:: Written exercise ::
In the copy, include every entry exactly but none of the images.

--- Begin Records to process ---

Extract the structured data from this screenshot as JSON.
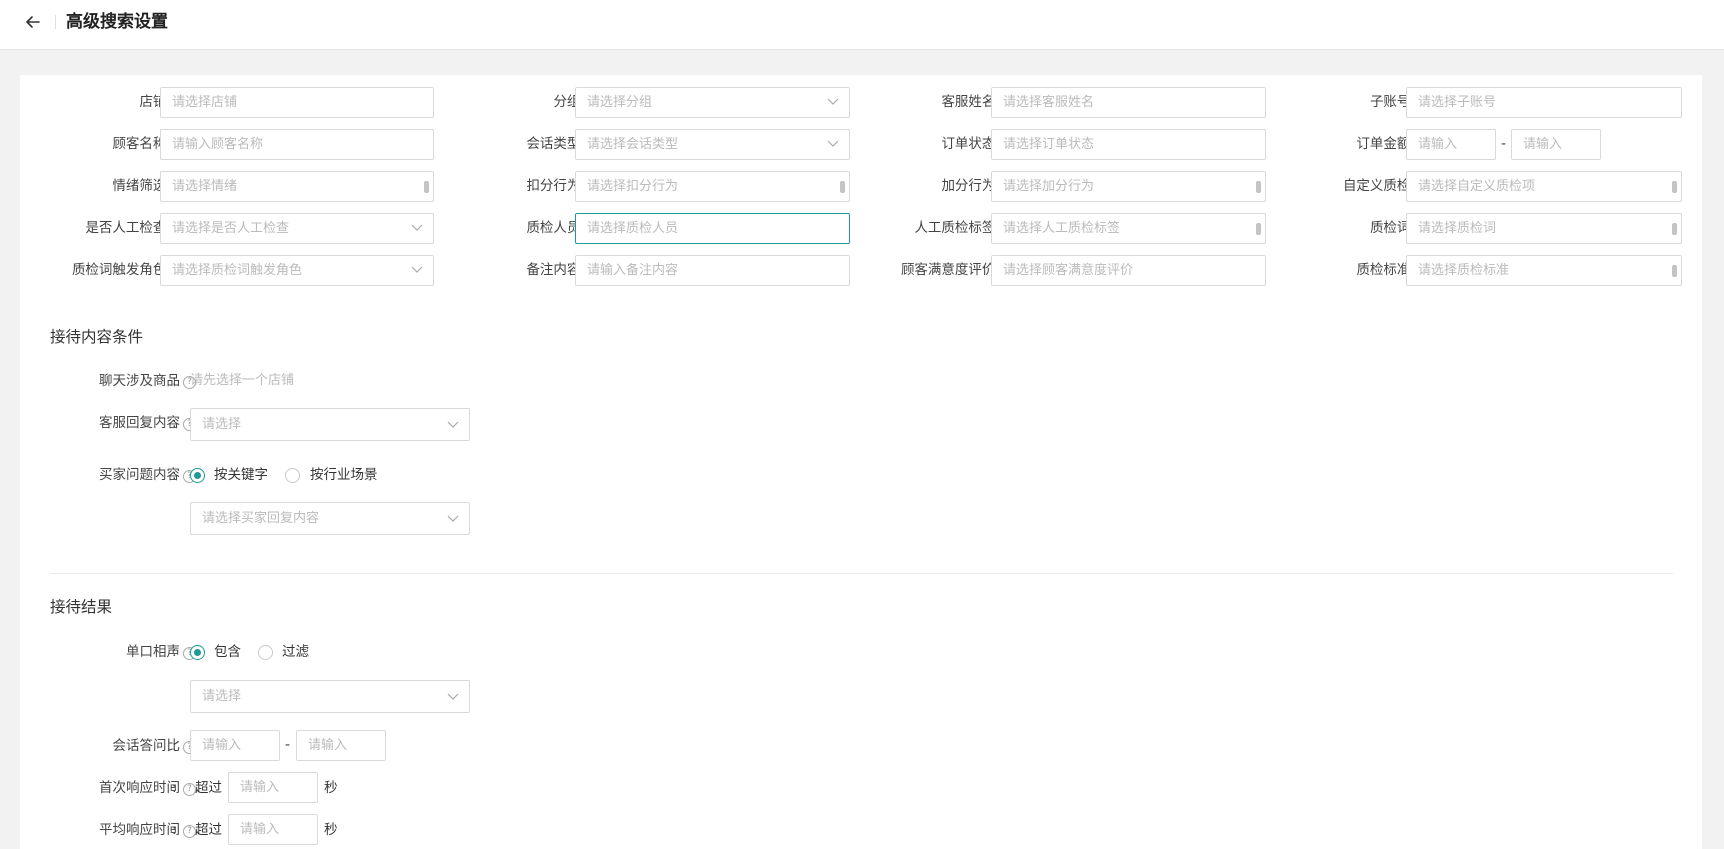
{
  "header": {
    "title": "高级搜索设置"
  },
  "filters": {
    "row1": [
      {
        "label": "店铺:",
        "placeholder": "请选择店铺"
      },
      {
        "label": "分组:",
        "placeholder": "请选择分组"
      },
      {
        "label": "客服姓名:",
        "placeholder": "请选择客服姓名"
      },
      {
        "label": "子账号:",
        "placeholder": "请选择子账号"
      }
    ],
    "row2": [
      {
        "label": "顾客名称:",
        "placeholder": "请输入顾客名称"
      },
      {
        "label": "会话类型:",
        "placeholder": "请选择会话类型"
      },
      {
        "label": "订单状态:",
        "placeholder": "请选择订单状态"
      },
      {
        "label": "订单金额:",
        "placeholder_min": "请输入",
        "placeholder_max": "请输入",
        "separator": "-"
      }
    ],
    "row3": [
      {
        "label": "情绪筛选:",
        "placeholder": "请选择情绪"
      },
      {
        "label": "扣分行为:",
        "placeholder": "请选择扣分行为"
      },
      {
        "label": "加分行为:",
        "placeholder": "请选择加分行为"
      },
      {
        "label": "自定义质检:",
        "placeholder": "请选择自定义质检项"
      }
    ],
    "row4": [
      {
        "label": "是否人工检查:",
        "placeholder": "请选择是否人工检查"
      },
      {
        "label": "质检人员:",
        "placeholder": "请选择质检人员"
      },
      {
        "label": "人工质检标签:",
        "placeholder": "请选择人工质检标签"
      },
      {
        "label": "质检词:",
        "placeholder": "请选择质检词"
      }
    ],
    "row5": [
      {
        "label": "质检词触发角色:",
        "placeholder": "请选择质检词触发角色"
      },
      {
        "label": "备注内容:",
        "placeholder": "请输入备注内容"
      },
      {
        "label": "顾客满意度评价:",
        "placeholder": "请选择顾客满意度评价"
      },
      {
        "label": "质检标准:",
        "placeholder": "请选择质检标准"
      }
    ]
  },
  "reception": {
    "title": "接待内容条件",
    "chat_goods": {
      "label": "聊天涉及商品",
      "colon": ":",
      "hint": "请先选择一个店铺"
    },
    "cs_reply": {
      "label": "客服回复内容",
      "colon": ":",
      "placeholder": "请选择"
    },
    "buyer_question": {
      "label": "买家问题内容",
      "colon": ":",
      "options": [
        "按关键字",
        "按行业场景"
      ],
      "selected": "按关键字",
      "placeholder": "请选择买家回复内容"
    }
  },
  "result": {
    "title": "接待结果",
    "single_crosstalk": {
      "label": "单口相声",
      "colon": ":",
      "options": [
        "包含",
        "过滤"
      ],
      "selected": "包含",
      "placeholder": "请选择"
    },
    "qa_ratio": {
      "label": "会话答问比",
      "colon": ":",
      "placeholder_min": "请输入",
      "placeholder_max": "请输入",
      "separator": "-"
    },
    "first_response": {
      "label": "首次响应时间",
      "colon": ":",
      "prefix": "超过",
      "placeholder": "请输入",
      "unit": "秒"
    },
    "avg_response": {
      "label": "平均响应时间",
      "colon": ":",
      "prefix": "超过",
      "placeholder": "请输入",
      "unit": "秒"
    }
  },
  "colors": {
    "accent": "#1d9a96",
    "border": "#d9d9d9",
    "placeholder": "#bbbbbb",
    "background": "#f2f2f2"
  },
  "icons": {
    "back": "arrow-left-icon",
    "dropdown": "chevron-down-icon",
    "help": "question-circle-icon",
    "scroll": "scrollbar-thumb"
  }
}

--- End Records to process ---

:: Worked solution ::
Extract the structured data from this screenshot as JSON.
{
  "header": {
    "title": "高级搜索设置"
  },
  "filters": {
    "row1": [
      {
        "label": "店铺:",
        "placeholder": "请选择店铺"
      },
      {
        "label": "分组:",
        "placeholder": "请选择分组"
      },
      {
        "label": "客服姓名:",
        "placeholder": "请选择客服姓名"
      },
      {
        "label": "子账号:",
        "placeholder": "请选择子账号"
      }
    ],
    "row2": [
      {
        "label": "顾客名称:",
        "placeholder": "请输入顾客名称"
      },
      {
        "label": "会话类型:",
        "placeholder": "请选择会话类型"
      },
      {
        "label": "订单状态:",
        "placeholder": "请选择订单状态"
      },
      {
        "label": "订单金额:",
        "placeholder_min": "请输入",
        "placeholder_max": "请输入",
        "separator": "-"
      }
    ],
    "row3": [
      {
        "label": "情绪筛选:",
        "placeholder": "请选择情绪"
      },
      {
        "label": "扣分行为:",
        "placeholder": "请选择扣分行为"
      },
      {
        "label": "加分行为:",
        "placeholder": "请选择加分行为"
      },
      {
        "label": "自定义质检:",
        "placeholder": "请选择自定义质检项"
      }
    ],
    "row4": [
      {
        "label": "是否人工检查:",
        "placeholder": "请选择是否人工检查"
      },
      {
        "label": "质检人员:",
        "placeholder": "请选择质检人员"
      },
      {
        "label": "人工质检标签:",
        "placeholder": "请选择人工质检标签"
      },
      {
        "label": "质检词:",
        "placeholder": "请选择质检词"
      }
    ],
    "row5": [
      {
        "label": "质检词触发角色:",
        "placeholder": "请选择质检词触发角色"
      },
      {
        "label": "备注内容:",
        "placeholder": "请输入备注内容"
      },
      {
        "label": "顾客满意度评价:",
        "placeholder": "请选择顾客满意度评价"
      },
      {
        "label": "质检标准:",
        "placeholder": "请选择质检标准"
      }
    ]
  },
  "reception": {
    "title": "接待内容条件",
    "chat_goods": {
      "label": "聊天涉及商品",
      "colon": ":",
      "hint": "请先选择一个店铺"
    },
    "cs_reply": {
      "label": "客服回复内容",
      "colon": ":",
      "placeholder": "请选择"
    },
    "buyer_question": {
      "label": "买家问题内容",
      "colon": ":",
      "options": [
        "按关键字",
        "按行业场景"
      ],
      "selected": "按关键字",
      "placeholder": "请选择买家回复内容"
    }
  },
  "result": {
    "title": "接待结果",
    "single_crosstalk": {
      "label": "单口相声",
      "colon": ":",
      "options": [
        "包含",
        "过滤"
      ],
      "selected": "包含",
      "placeholder": "请选择"
    },
    "qa_ratio": {
      "label": "会话答问比",
      "colon": ":",
      "placeholder_min": "请输入",
      "placeholder_max": "请输入",
      "separator": "-"
    },
    "first_response": {
      "label": "首次响应时间",
      "colon": ":",
      "prefix": "超过",
      "placeholder": "请输入",
      "unit": "秒"
    },
    "avg_response": {
      "label": "平均响应时间",
      "colon": ":",
      "prefix": "超过",
      "placeholder": "请输入",
      "unit": "秒"
    }
  },
  "colors": {
    "accent": "#1d9a96",
    "border": "#d9d9d9",
    "placeholder": "#bbbbbb",
    "background": "#f2f2f2"
  },
  "icons": {
    "back": "arrow-left-icon",
    "dropdown": "chevron-down-icon",
    "help": "question-circle-icon",
    "scroll": "scrollbar-thumb"
  }
}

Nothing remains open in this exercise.